### EXERCISE DATA
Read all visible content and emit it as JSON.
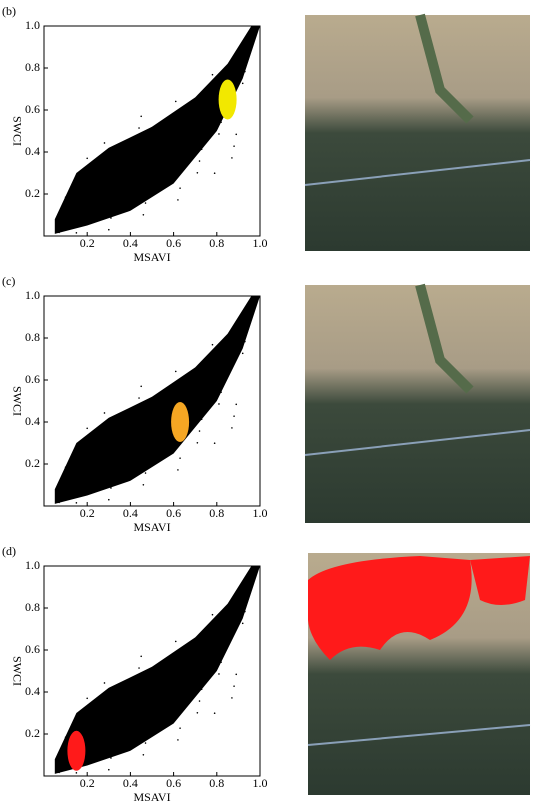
{
  "chart_data": [
    {
      "type": "scatter",
      "title": "(b)",
      "x_label": "MSAVI",
      "y_label": "SWCI",
      "xlim": [
        0,
        1
      ],
      "ylim": [
        0,
        1
      ],
      "xticks": [
        0.2,
        0.4,
        0.6,
        0.8,
        {
          "value": 1,
          "label": "1.0"
        }
      ],
      "yticks": [
        0.2,
        0.4,
        0.6,
        0.8,
        {
          "value": 1,
          "label": "1.0"
        }
      ],
      "series": [
        {
          "color": "#f2e800",
          "x": [
            0.85
          ],
          "y": [
            0.65
          ]
        }
      ]
    },
    {
      "type": "scatter",
      "title": "(c)",
      "x_label": "MSAVI",
      "y_label": "SWCI",
      "xlim": [
        0,
        1
      ],
      "ylim": [
        0,
        1
      ],
      "xticks": [
        0.2,
        0.4,
        0.6,
        0.8,
        {
          "value": 1,
          "label": "1.0"
        }
      ],
      "yticks": [
        0.2,
        0.4,
        0.6,
        0.8,
        {
          "value": 1,
          "label": "1.0"
        }
      ],
      "series": [
        {
          "color": "#f5a623",
          "x": [
            0.63
          ],
          "y": [
            0.4
          ]
        }
      ]
    },
    {
      "type": "scatter",
      "title": "(d)",
      "x_label": "MSAVI",
      "y_label": "SWCI",
      "xlim": [
        0,
        1
      ],
      "ylim": [
        0,
        1
      ],
      "xticks": [
        0.2,
        0.4,
        0.6,
        0.8,
        {
          "value": 1,
          "label": "1.0"
        }
      ],
      "yticks": [
        0.2,
        0.4,
        0.6,
        0.8,
        {
          "value": 1,
          "label": "1.0"
        }
      ],
      "series": [
        {
          "color": "#ff1a1a",
          "x": [
            0.15
          ],
          "y": [
            0.12
          ]
        }
      ]
    }
  ]
}
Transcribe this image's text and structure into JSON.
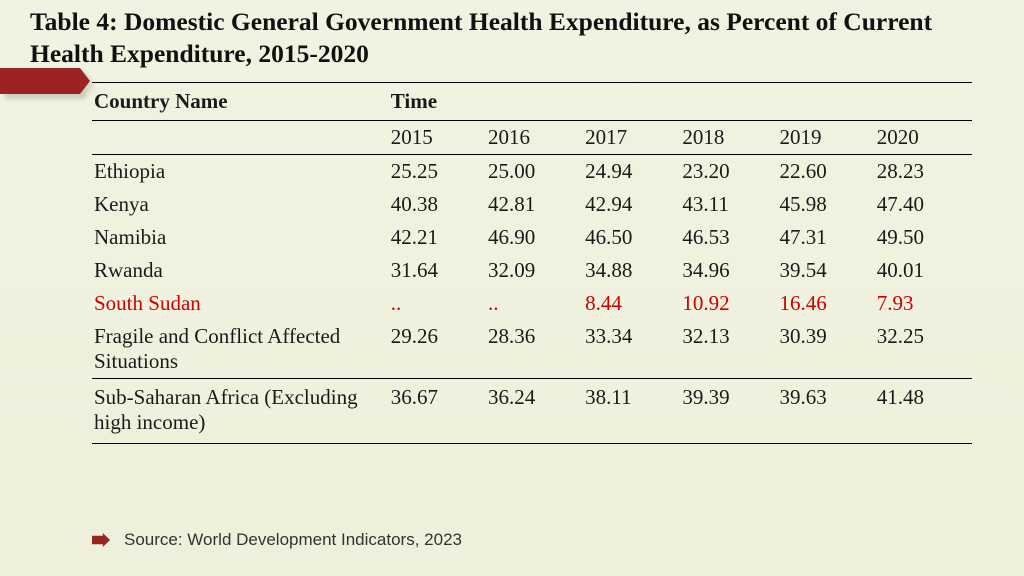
{
  "title": "Table 4: Domestic General Government Health Expenditure, as Percent of Current Health Expenditure, 2015-2020",
  "table": {
    "type": "table",
    "header_country": "Country Name",
    "header_time": "Time",
    "years": [
      "2015",
      "2016",
      "2017",
      "2018",
      "2019",
      "2020"
    ],
    "rows": [
      {
        "name": "Ethiopia",
        "values": [
          "25.25",
          "25.00",
          "24.94",
          "23.20",
          "22.60",
          "28.23"
        ],
        "highlight": false
      },
      {
        "name": "Kenya",
        "values": [
          "40.38",
          "42.81",
          "42.94",
          "43.11",
          "45.98",
          "47.40"
        ],
        "highlight": false
      },
      {
        "name": "Namibia",
        "values": [
          "42.21",
          "46.90",
          "46.50",
          "46.53",
          "47.31",
          "49.50"
        ],
        "highlight": false
      },
      {
        "name": "Rwanda",
        "values": [
          "31.64",
          "32.09",
          "34.88",
          "34.96",
          "39.54",
          "40.01"
        ],
        "highlight": false
      },
      {
        "name": "South Sudan",
        "values": [
          "..",
          "..",
          "8.44",
          "10.92",
          "16.46",
          "7.93"
        ],
        "highlight": true
      },
      {
        "name": "Fragile and Conflict Affected Situations",
        "values": [
          "29.26",
          "28.36",
          "33.34",
          "32.13",
          "30.39",
          "32.25"
        ],
        "highlight": false
      },
      {
        "name": "Sub-Saharan Africa (Excluding high income)",
        "values": [
          "36.67",
          "36.24",
          "38.11",
          "39.39",
          "39.63",
          "41.48"
        ],
        "highlight": false
      }
    ],
    "highlight_color": "#cc0000",
    "text_color": "#1a1a1a",
    "border_color": "#000000",
    "font_family": "Times New Roman",
    "font_size": 21
  },
  "accent": {
    "color": "#9b2321"
  },
  "source_label": "Source: World Development Indicators, 2023",
  "background_gradient": [
    "#f1f2e1",
    "#eef0db"
  ]
}
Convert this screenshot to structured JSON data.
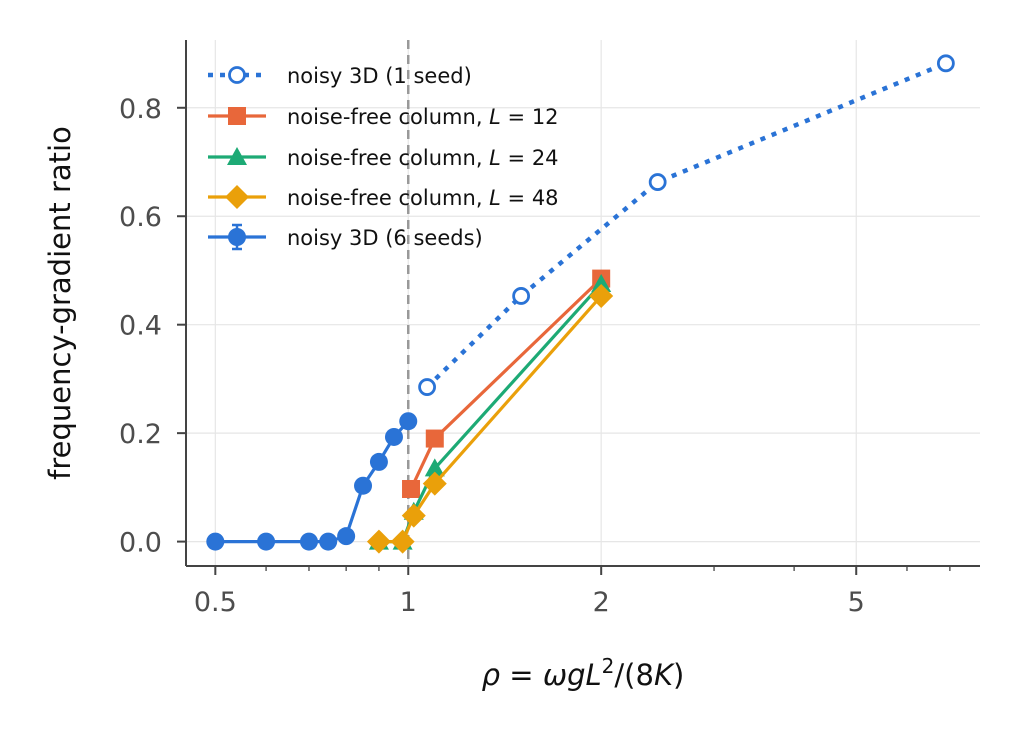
{
  "chart_data": {
    "type": "line",
    "xscale": "log",
    "xlim": [
      0.45,
      7.8
    ],
    "ylim": [
      -0.045,
      0.925
    ],
    "xticks": [
      {
        "value": 0.5,
        "label": "0.5"
      },
      {
        "value": 1,
        "label": "1"
      },
      {
        "value": 2,
        "label": "2"
      },
      {
        "value": 5,
        "label": "5"
      }
    ],
    "yticks": [
      {
        "value": 0.0,
        "label": "0.0"
      },
      {
        "value": 0.2,
        "label": "0.2"
      },
      {
        "value": 0.4,
        "label": "0.4"
      },
      {
        "value": 0.6,
        "label": "0.6"
      },
      {
        "value": 0.8,
        "label": "0.8"
      }
    ],
    "xlabel": "ρ = ωgL²/(8K)",
    "ylabel": "frequency-gradient ratio",
    "grid": true,
    "legend_position": "top-left",
    "reference_line": {
      "x": 1.0,
      "style": "dashed",
      "color": "#999999"
    },
    "series": [
      {
        "name": "noisy 3D (1 seed)",
        "color": "#2a73d6",
        "marker": "open-circle",
        "linestyle": "dotted",
        "points": [
          [
            1.07,
            0.285
          ],
          [
            1.5,
            0.453
          ],
          [
            2.45,
            0.663
          ],
          [
            6.9,
            0.882
          ]
        ]
      },
      {
        "name": "noise-free column, L = 12",
        "color": "#e8673a",
        "marker": "square",
        "linestyle": "solid",
        "points": [
          [
            1.01,
            0.097
          ],
          [
            1.1,
            0.19
          ],
          [
            2.0,
            0.485
          ]
        ]
      },
      {
        "name": "noise-free column, L = 24",
        "color": "#1daa75",
        "marker": "triangle",
        "linestyle": "solid",
        "points": [
          [
            0.9,
            0.0
          ],
          [
            0.98,
            0.0
          ],
          [
            1.02,
            0.055
          ],
          [
            1.1,
            0.135
          ],
          [
            2.0,
            0.475
          ]
        ]
      },
      {
        "name": "noise-free column, L = 48",
        "color": "#eaa00a",
        "marker": "diamond",
        "linestyle": "solid",
        "points": [
          [
            0.9,
            0.0
          ],
          [
            0.98,
            0.0
          ],
          [
            1.02,
            0.048
          ],
          [
            1.1,
            0.107
          ],
          [
            2.0,
            0.453
          ]
        ]
      },
      {
        "name": "noisy 3D (6 seeds)",
        "color": "#2a73d6",
        "marker": "circle",
        "linestyle": "solid",
        "points": [
          [
            0.5,
            0.0
          ],
          [
            0.6,
            0.0
          ],
          [
            0.7,
            0.0
          ],
          [
            0.75,
            0.0
          ],
          [
            0.8,
            0.01
          ],
          [
            0.85,
            0.103
          ],
          [
            0.9,
            0.147
          ],
          [
            0.95,
            0.193
          ],
          [
            1.0,
            0.222
          ]
        ]
      }
    ]
  }
}
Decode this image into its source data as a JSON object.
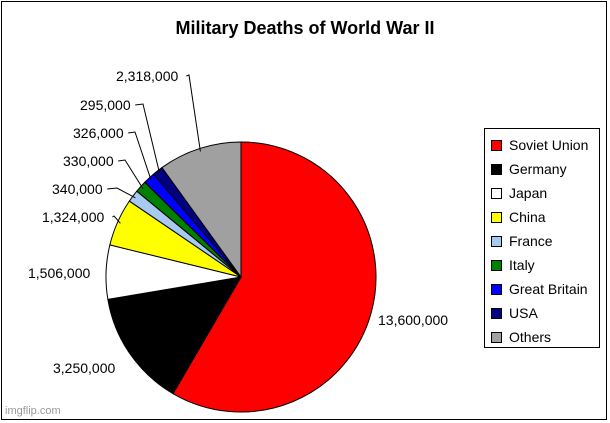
{
  "chart_data": {
    "type": "pie",
    "title": "Military Deaths of World War II",
    "start_angle_deg": 90,
    "direction": "clockwise",
    "categories": [
      "Soviet Union",
      "Germany",
      "Japan",
      "China",
      "France",
      "Italy",
      "Great Britain",
      "USA",
      "Others"
    ],
    "values": [
      13600000,
      3250000,
      1506000,
      1324000,
      340000,
      330000,
      326000,
      295000,
      2318000
    ],
    "value_labels": [
      "13,600,000",
      "3,250,000",
      "1,506,000",
      "1,324,000",
      "340,000",
      "330,000",
      "326,000",
      "295,000",
      "2,318,000"
    ],
    "colors": [
      "#ff0000",
      "#000000",
      "#ffffff",
      "#ffff00",
      "#a6caf0",
      "#008000",
      "#0000ff",
      "#000080",
      "#a0a0a0"
    ],
    "legend_position": "right"
  },
  "watermark": "imgflip.com"
}
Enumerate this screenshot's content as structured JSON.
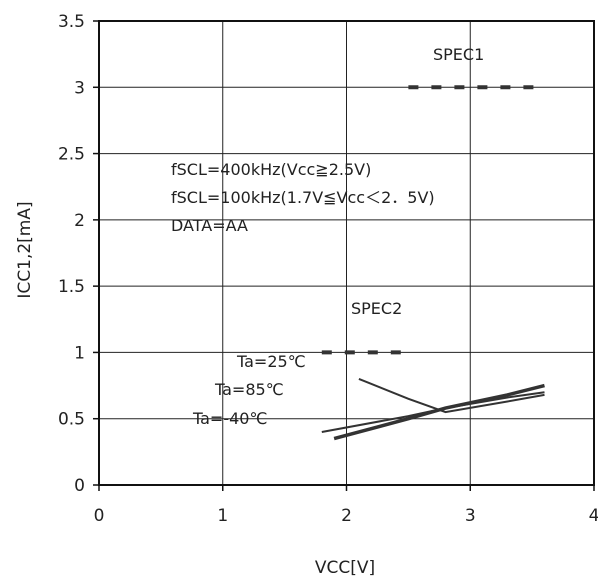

### WRITTEN EXERCISE
Set the data above down again exactly as given, with no pictures.

### SOLVED PROBLEM
Read all visible content and emit it as JSON.
{
  "chart_data": [
    {
      "type": "scatter",
      "title": "(b)",
      "x_label": "MSAVI",
      "y_label": "SWCI",
      "xlim": [
        0,
        1
      ],
      "ylim": [
        0,
        1
      ],
      "xticks": [
        0.2,
        0.4,
        0.6,
        0.8,
        {
          "value": 1,
          "label": "1.0"
        }
      ],
      "yticks": [
        0.2,
        0.4,
        0.6,
        0.8,
        {
          "value": 1,
          "label": "1.0"
        }
      ],
      "series": [
        {
          "color": "#f2e800",
          "x": [
            0.85
          ],
          "y": [
            0.65
          ]
        }
      ]
    },
    {
      "type": "scatter",
      "title": "(c)",
      "x_label": "MSAVI",
      "y_label": "SWCI",
      "xlim": [
        0,
        1
      ],
      "ylim": [
        0,
        1
      ],
      "xticks": [
        0.2,
        0.4,
        0.6,
        0.8,
        {
          "value": 1,
          "label": "1.0"
        }
      ],
      "yticks": [
        0.2,
        0.4,
        0.6,
        0.8,
        {
          "value": 1,
          "label": "1.0"
        }
      ],
      "series": [
        {
          "color": "#f5a623",
          "x": [
            0.63
          ],
          "y": [
            0.4
          ]
        }
      ]
    },
    {
      "type": "scatter",
      "title": "(d)",
      "x_label": "MSAVI",
      "y_label": "SWCI",
      "xlim": [
        0,
        1
      ],
      "ylim": [
        0,
        1
      ],
      "xticks": [
        0.2,
        0.4,
        0.6,
        0.8,
        {
          "value": 1,
          "label": "1.0"
        }
      ],
      "yticks": [
        0.2,
        0.4,
        0.6,
        0.8,
        {
          "value": 1,
          "label": "1.0"
        }
      ],
      "series": [
        {
          "color": "#ff1a1a",
          "x": [
            0.15
          ],
          "y": [
            0.12
          ]
        }
      ]
    }
  ]
}
Transcribe this image's text and structure into JSON.
{
  "title": "Table 4: Domestic General Government Health Expenditure, as Percent of Current Health Expenditure, 2015-2020",
  "table": {
    "type": "table",
    "header_country": "Country Name",
    "header_time": "Time",
    "years": [
      "2015",
      "2016",
      "2017",
      "2018",
      "2019",
      "2020"
    ],
    "rows": [
      {
        "name": "Ethiopia",
        "values": [
          "25.25",
          "25.00",
          "24.94",
          "23.20",
          "22.60",
          "28.23"
        ],
        "highlight": false
      },
      {
        "name": "Kenya",
        "values": [
          "40.38",
          "42.81",
          "42.94",
          "43.11",
          "45.98",
          "47.40"
        ],
        "highlight": false
      },
      {
        "name": "Namibia",
        "values": [
          "42.21",
          "46.90",
          "46.50",
          "46.53",
          "47.31",
          "49.50"
        ],
        "highlight": false
      },
      {
        "name": "Rwanda",
        "values": [
          "31.64",
          "32.09",
          "34.88",
          "34.96",
          "39.54",
          "40.01"
        ],
        "highlight": false
      },
      {
        "name": "South Sudan",
        "values": [
          "..",
          "..",
          "8.44",
          "10.92",
          "16.46",
          "7.93"
        ],
        "highlight": true
      },
      {
        "name": "Fragile and Conflict Affected Situations",
        "values": [
          "29.26",
          "28.36",
          "33.34",
          "32.13",
          "30.39",
          "32.25"
        ],
        "highlight": false
      },
      {
        "name": "Sub-Saharan Africa (Excluding high income)",
        "values": [
          "36.67",
          "36.24",
          "38.11",
          "39.39",
          "39.63",
          "41.48"
        ],
        "highlight": false
      }
    ],
    "highlight_color": "#cc0000",
    "text_color": "#1a1a1a",
    "border_color": "#000000",
    "font_family": "Times New Roman",
    "font_size": 21
  },
  "accent": {
    "color": "#9b2321"
  },
  "source_label": "Source: World Development Indicators, 2023",
  "background_gradient": [
    "#f1f2e1",
    "#eef0db"
  ]
}
Convert this screenshot to structured JSON data.
{
  "chart_data": {
    "type": "line",
    "xscale": "log",
    "xlim": [
      0.45,
      7.8
    ],
    "ylim": [
      -0.045,
      0.925
    ],
    "xticks": [
      {
        "value": 0.5,
        "label": "0.5"
      },
      {
        "value": 1,
        "label": "1"
      },
      {
        "value": 2,
        "label": "2"
      },
      {
        "value": 5,
        "label": "5"
      }
    ],
    "yticks": [
      {
        "value": 0.0,
        "label": "0.0"
      },
      {
        "value": 0.2,
        "label": "0.2"
      },
      {
        "value": 0.4,
        "label": "0.4"
      },
      {
        "value": 0.6,
        "label": "0.6"
      },
      {
        "value": 0.8,
        "label": "0.8"
      }
    ],
    "xlabel": "ρ = ωgL²/(8K)",
    "ylabel": "frequency-gradient ratio",
    "grid": true,
    "legend_position": "top-left",
    "reference_line": {
      "x": 1.0,
      "style": "dashed",
      "color": "#999999"
    },
    "series": [
      {
        "name": "noisy 3D (1 seed)",
        "color": "#2a73d6",
        "marker": "open-circle",
        "linestyle": "dotted",
        "points": [
          [
            1.07,
            0.285
          ],
          [
            1.5,
            0.453
          ],
          [
            2.45,
            0.663
          ],
          [
            6.9,
            0.882
          ]
        ]
      },
      {
        "name": "noise-free column, L = 12",
        "color": "#e8673a",
        "marker": "square",
        "linestyle": "solid",
        "points": [
          [
            1.01,
            0.097
          ],
          [
            1.1,
            0.19
          ],
          [
            2.0,
            0.485
          ]
        ]
      },
      {
        "name": "noise-free column, L = 24",
        "color": "#1daa75",
        "marker": "triangle",
        "linestyle": "solid",
        "points": [
          [
            0.9,
            0.0
          ],
          [
            0.98,
            0.0
          ],
          [
            1.02,
            0.055
          ],
          [
            1.1,
            0.135
          ],
          [
            2.0,
            0.475
          ]
        ]
      },
      {
        "name": "noise-free column, L = 48",
        "color": "#eaa00a",
        "marker": "diamond",
        "linestyle": "solid",
        "points": [
          [
            0.9,
            0.0
          ],
          [
            0.98,
            0.0
          ],
          [
            1.02,
            0.048
          ],
          [
            1.1,
            0.107
          ],
          [
            2.0,
            0.453
          ]
        ]
      },
      {
        "name": "noisy 3D (6 seeds)",
        "color": "#2a73d6",
        "marker": "circle",
        "linestyle": "solid",
        "points": [
          [
            0.5,
            0.0
          ],
          [
            0.6,
            0.0
          ],
          [
            0.7,
            0.0
          ],
          [
            0.75,
            0.0
          ],
          [
            0.8,
            0.01
          ],
          [
            0.85,
            0.103
          ],
          [
            0.9,
            0.147
          ],
          [
            0.95,
            0.193
          ],
          [
            1.0,
            0.222
          ]
        ]
      }
    ]
  }
}
Decode this image into its source data as a JSON object.
{
  "chart_data": {
    "type": "pie",
    "title": "Military Deaths of World War II",
    "start_angle_deg": 90,
    "direction": "clockwise",
    "categories": [
      "Soviet Union",
      "Germany",
      "Japan",
      "China",
      "France",
      "Italy",
      "Great Britain",
      "USA",
      "Others"
    ],
    "values": [
      13600000,
      3250000,
      1506000,
      1324000,
      340000,
      330000,
      326000,
      295000,
      2318000
    ],
    "value_labels": [
      "13,600,000",
      "3,250,000",
      "1,506,000",
      "1,324,000",
      "340,000",
      "330,000",
      "326,000",
      "295,000",
      "2,318,000"
    ],
    "colors": [
      "#ff0000",
      "#000000",
      "#ffffff",
      "#ffff00",
      "#a6caf0",
      "#008000",
      "#0000ff",
      "#000080",
      "#a0a0a0"
    ],
    "legend_position": "right"
  },
  "watermark": "imgflip.com"
}
Enumerate this screenshot's content as structured JSON.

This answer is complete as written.